> WHAT YOU WILL DO: Each entry has to be copied exactly, with nothing missed.

> Dataset excerpts:
════════

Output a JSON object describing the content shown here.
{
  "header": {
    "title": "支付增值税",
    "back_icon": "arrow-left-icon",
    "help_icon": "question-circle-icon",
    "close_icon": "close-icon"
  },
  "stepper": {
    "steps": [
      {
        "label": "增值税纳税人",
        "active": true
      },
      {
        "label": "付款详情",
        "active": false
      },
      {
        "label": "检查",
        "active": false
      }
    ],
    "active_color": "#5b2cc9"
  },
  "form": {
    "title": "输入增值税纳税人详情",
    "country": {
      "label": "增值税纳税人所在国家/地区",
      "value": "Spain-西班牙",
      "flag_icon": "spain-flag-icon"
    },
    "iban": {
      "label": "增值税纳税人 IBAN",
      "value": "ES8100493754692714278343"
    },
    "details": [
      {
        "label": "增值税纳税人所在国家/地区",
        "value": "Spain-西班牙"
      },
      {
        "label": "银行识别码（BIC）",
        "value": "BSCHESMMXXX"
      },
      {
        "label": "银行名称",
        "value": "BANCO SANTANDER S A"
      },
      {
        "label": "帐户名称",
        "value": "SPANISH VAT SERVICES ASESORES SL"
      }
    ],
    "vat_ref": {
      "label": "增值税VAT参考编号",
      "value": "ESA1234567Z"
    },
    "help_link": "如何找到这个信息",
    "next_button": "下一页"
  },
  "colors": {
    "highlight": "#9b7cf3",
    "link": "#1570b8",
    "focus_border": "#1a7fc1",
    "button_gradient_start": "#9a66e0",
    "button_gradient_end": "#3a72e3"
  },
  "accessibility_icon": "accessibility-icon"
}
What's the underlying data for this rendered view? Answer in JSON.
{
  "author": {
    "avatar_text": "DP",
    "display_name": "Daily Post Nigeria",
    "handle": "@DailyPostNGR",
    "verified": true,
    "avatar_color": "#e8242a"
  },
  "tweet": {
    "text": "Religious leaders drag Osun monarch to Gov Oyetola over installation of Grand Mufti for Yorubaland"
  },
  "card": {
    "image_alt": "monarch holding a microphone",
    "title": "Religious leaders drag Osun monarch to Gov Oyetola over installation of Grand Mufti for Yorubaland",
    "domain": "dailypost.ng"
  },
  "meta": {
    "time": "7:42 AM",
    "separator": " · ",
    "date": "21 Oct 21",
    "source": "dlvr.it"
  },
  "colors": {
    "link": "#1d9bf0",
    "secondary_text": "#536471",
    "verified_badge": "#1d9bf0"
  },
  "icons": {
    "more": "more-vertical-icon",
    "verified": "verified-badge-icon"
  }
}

════════

> RIGHT ANSWER:
Output a JSON object describing the content shown here.
{
  "header": {
    "title": "支付增值税",
    "back_icon": "arrow-left-icon",
    "help_icon": "question-circle-icon",
    "close_icon": "close-icon"
  },
  "stepper": {
    "steps": [
      {
        "label": "增值税纳税人",
        "active": true
      },
      {
        "label": "付款详情",
        "active": false
      },
      {
        "label": "检查",
        "active": false
      }
    ],
    "active_color": "#5b2cc9"
  },
  "form": {
    "title": "输入增值税纳税人详情",
    "country": {
      "label": "增值税纳税人所在国家/地区",
      "value": "Spain-西班牙",
      "flag_icon": "spain-flag-icon"
    },
    "iban": {
      "label": "增值税纳税人 IBAN",
      "value": "ES8100493754692714278343"
    },
    "details": [
      {
        "label": "增值税纳税人所在国家/地区",
        "value": "Spain-西班牙"
      },
      {
        "label": "银行识别码（BIC）",
        "value": "BSCHESMMXXX"
      },
      {
        "label": "银行名称",
        "value": "BANCO SANTANDER S A"
      },
      {
        "label": "帐户名称",
        "value": "SPANISH VAT SERVICES ASESORES SL"
      }
    ],
    "vat_ref": {
      "label": "增值税VAT参考编号",
      "value": "ESA1234567Z"
    },
    "help_link": "如何找到这个信息",
    "next_button": "下一页"
  },
  "colors": {
    "highlight": "#9b7cf3",
    "link": "#1570b8",
    "focus_border": "#1a7fc1",
    "button_gradient_start": "#9a66e0",
    "button_gradient_end": "#3a72e3"
  },
  "accessibility_icon": "accessibility-icon"
}
What's the underlying data for this rendered view? Answer in JSON.
{
  "author": {
    "avatar_text": "DP",
    "display_name": "Daily Post Nigeria",
    "handle": "@DailyPostNGR",
    "verified": true,
    "avatar_color": "#e8242a"
  },
  "tweet": {
    "text": "Religious leaders drag Osun monarch to Gov Oyetola over installation of Grand Mufti for Yorubaland"
  },
  "card": {
    "image_alt": "monarch holding a microphone",
    "title": "Religious leaders drag Osun monarch to Gov Oyetola over installation of Grand Mufti for Yorubaland",
    "domain": "dailypost.ng"
  },
  "meta": {
    "time": "7:42 AM",
    "separator": " · ",
    "date": "21 Oct 21",
    "source": "dlvr.it"
  },
  "colors": {
    "link": "#1d9bf0",
    "secondary_text": "#536471",
    "verified_badge": "#1d9bf0"
  },
  "icons": {
    "more": "more-vertical-icon",
    "verified": "verified-badge-icon"
  }
}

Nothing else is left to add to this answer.